[begin Data]

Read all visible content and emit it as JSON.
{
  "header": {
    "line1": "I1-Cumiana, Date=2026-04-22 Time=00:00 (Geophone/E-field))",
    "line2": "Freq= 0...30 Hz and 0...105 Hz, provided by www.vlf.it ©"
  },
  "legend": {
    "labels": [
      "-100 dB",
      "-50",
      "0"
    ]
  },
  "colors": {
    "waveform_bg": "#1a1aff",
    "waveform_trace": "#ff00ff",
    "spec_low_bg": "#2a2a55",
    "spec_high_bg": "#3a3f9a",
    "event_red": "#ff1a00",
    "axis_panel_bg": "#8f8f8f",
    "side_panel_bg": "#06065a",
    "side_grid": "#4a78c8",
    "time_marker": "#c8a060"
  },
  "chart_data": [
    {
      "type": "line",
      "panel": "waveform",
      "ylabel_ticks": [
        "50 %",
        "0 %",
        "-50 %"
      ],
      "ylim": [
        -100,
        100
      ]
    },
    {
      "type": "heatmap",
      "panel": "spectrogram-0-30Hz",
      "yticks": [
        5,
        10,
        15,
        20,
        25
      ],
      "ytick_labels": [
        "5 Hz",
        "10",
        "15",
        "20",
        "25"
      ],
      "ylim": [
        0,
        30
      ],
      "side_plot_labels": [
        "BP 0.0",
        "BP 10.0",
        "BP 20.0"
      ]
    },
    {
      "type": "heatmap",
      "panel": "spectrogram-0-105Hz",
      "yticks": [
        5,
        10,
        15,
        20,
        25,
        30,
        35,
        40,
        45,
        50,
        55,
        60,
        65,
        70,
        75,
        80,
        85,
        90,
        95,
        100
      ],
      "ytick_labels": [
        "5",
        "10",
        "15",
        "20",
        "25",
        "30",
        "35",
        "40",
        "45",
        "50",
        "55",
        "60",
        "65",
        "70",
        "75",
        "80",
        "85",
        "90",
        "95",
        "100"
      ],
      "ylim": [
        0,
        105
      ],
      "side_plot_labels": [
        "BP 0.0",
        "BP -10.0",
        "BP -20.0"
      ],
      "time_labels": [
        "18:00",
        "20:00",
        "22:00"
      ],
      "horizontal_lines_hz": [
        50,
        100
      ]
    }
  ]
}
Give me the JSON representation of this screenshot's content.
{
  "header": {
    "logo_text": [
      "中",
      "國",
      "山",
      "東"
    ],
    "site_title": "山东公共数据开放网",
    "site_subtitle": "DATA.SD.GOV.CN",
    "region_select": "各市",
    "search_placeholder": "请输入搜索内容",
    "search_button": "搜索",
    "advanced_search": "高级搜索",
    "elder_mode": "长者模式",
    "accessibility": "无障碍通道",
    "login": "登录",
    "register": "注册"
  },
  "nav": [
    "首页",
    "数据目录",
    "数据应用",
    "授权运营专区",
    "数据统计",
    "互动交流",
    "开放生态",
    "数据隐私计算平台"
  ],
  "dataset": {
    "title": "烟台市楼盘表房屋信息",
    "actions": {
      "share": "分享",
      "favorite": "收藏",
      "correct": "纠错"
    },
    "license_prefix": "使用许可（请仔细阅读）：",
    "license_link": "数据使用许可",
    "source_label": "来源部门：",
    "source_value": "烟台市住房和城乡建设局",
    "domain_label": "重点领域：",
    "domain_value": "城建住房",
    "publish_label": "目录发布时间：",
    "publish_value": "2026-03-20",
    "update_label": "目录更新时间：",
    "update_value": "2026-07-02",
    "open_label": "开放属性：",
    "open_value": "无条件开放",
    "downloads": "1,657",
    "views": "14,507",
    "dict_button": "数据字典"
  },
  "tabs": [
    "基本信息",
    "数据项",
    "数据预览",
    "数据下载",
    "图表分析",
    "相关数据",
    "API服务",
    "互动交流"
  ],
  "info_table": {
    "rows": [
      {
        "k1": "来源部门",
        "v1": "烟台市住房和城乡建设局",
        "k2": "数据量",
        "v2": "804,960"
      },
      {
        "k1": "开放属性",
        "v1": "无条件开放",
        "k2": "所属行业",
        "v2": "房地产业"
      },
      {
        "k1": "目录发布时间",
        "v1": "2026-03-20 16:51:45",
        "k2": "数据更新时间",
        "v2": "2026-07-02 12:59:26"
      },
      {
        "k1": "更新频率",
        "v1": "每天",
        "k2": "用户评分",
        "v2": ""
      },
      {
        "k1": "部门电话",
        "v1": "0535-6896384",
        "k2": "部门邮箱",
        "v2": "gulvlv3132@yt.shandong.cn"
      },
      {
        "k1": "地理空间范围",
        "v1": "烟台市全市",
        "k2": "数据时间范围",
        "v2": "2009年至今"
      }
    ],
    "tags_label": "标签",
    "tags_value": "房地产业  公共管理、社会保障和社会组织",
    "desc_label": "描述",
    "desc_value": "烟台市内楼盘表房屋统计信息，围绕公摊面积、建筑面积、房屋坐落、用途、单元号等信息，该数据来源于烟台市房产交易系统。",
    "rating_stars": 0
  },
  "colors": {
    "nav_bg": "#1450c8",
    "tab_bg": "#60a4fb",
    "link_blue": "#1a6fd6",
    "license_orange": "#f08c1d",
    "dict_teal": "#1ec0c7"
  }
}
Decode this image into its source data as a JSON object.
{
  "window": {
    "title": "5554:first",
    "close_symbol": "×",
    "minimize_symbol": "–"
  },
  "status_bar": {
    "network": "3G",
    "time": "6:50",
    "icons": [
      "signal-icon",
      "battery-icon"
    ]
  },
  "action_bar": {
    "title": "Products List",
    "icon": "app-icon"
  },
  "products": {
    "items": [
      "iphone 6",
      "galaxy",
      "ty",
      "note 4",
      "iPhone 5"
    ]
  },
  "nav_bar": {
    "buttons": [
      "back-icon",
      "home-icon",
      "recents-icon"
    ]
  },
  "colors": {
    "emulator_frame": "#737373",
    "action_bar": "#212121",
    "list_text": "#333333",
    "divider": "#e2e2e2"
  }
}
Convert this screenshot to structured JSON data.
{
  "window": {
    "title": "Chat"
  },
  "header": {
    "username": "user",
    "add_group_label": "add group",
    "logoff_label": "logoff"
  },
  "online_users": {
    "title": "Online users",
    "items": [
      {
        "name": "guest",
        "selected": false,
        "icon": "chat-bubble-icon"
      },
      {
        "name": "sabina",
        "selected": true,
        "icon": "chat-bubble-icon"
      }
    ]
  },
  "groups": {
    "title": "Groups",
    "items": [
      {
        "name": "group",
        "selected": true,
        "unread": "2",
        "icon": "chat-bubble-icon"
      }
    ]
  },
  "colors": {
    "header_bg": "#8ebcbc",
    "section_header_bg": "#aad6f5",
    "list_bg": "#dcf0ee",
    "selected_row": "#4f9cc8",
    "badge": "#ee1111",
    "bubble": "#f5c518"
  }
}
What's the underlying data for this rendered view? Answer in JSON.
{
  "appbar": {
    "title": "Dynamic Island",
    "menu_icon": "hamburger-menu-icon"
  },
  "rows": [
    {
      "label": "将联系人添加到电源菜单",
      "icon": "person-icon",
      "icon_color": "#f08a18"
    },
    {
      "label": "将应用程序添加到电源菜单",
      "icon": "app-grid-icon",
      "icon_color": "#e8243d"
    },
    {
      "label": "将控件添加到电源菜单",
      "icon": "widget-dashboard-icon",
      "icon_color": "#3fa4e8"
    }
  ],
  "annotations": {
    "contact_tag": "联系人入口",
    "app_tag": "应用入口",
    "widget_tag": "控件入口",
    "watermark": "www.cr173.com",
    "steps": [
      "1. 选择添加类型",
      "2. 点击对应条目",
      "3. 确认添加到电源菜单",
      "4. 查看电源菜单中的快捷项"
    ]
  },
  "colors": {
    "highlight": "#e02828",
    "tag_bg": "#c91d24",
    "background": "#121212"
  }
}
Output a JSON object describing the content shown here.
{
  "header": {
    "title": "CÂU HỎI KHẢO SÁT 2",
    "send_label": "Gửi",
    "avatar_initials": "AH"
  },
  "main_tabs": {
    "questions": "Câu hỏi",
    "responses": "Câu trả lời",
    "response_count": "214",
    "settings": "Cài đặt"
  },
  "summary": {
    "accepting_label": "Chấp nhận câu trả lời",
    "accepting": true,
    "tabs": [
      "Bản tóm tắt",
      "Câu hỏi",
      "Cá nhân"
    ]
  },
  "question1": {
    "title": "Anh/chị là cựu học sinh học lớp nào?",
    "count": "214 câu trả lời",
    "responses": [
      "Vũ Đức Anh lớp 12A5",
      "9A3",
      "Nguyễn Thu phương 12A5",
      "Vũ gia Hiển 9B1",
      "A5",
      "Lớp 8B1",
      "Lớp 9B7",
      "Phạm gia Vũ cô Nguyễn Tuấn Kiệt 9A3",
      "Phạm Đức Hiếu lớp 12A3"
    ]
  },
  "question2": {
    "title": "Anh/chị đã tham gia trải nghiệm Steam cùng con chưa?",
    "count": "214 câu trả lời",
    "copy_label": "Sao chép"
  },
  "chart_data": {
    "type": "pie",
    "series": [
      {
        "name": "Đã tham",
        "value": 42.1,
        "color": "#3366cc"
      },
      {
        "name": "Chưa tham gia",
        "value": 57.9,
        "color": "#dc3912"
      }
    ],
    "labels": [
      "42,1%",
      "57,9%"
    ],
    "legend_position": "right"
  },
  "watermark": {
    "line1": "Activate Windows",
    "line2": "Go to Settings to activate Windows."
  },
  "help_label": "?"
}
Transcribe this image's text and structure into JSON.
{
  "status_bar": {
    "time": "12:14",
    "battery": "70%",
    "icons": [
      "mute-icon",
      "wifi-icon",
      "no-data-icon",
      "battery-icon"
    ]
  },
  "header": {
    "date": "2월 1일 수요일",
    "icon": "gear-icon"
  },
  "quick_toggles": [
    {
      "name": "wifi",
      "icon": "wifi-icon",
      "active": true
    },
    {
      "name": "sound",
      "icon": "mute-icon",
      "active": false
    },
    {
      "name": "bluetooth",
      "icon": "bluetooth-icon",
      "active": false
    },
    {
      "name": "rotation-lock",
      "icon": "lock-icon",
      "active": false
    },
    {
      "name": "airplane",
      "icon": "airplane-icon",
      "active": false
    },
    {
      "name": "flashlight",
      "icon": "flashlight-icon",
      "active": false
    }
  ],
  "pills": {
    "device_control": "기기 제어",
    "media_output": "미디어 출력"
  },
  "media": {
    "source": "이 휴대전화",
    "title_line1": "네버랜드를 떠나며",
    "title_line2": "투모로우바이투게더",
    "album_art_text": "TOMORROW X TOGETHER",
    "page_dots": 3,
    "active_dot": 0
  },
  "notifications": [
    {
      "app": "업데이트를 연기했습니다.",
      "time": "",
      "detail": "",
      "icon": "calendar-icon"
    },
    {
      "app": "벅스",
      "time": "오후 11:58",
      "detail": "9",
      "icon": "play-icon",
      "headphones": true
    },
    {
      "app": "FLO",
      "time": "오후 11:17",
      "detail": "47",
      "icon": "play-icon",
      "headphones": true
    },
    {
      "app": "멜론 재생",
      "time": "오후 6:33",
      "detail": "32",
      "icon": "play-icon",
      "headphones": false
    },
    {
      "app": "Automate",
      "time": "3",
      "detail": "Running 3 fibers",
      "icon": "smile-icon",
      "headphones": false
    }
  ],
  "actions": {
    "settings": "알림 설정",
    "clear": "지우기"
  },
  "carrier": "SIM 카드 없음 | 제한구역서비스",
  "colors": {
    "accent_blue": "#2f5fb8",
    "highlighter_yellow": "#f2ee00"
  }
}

[end Data]

> _The request_
Determine how many lines in the records contain "detail", and reply with the number only.

> _Answer for the task_
5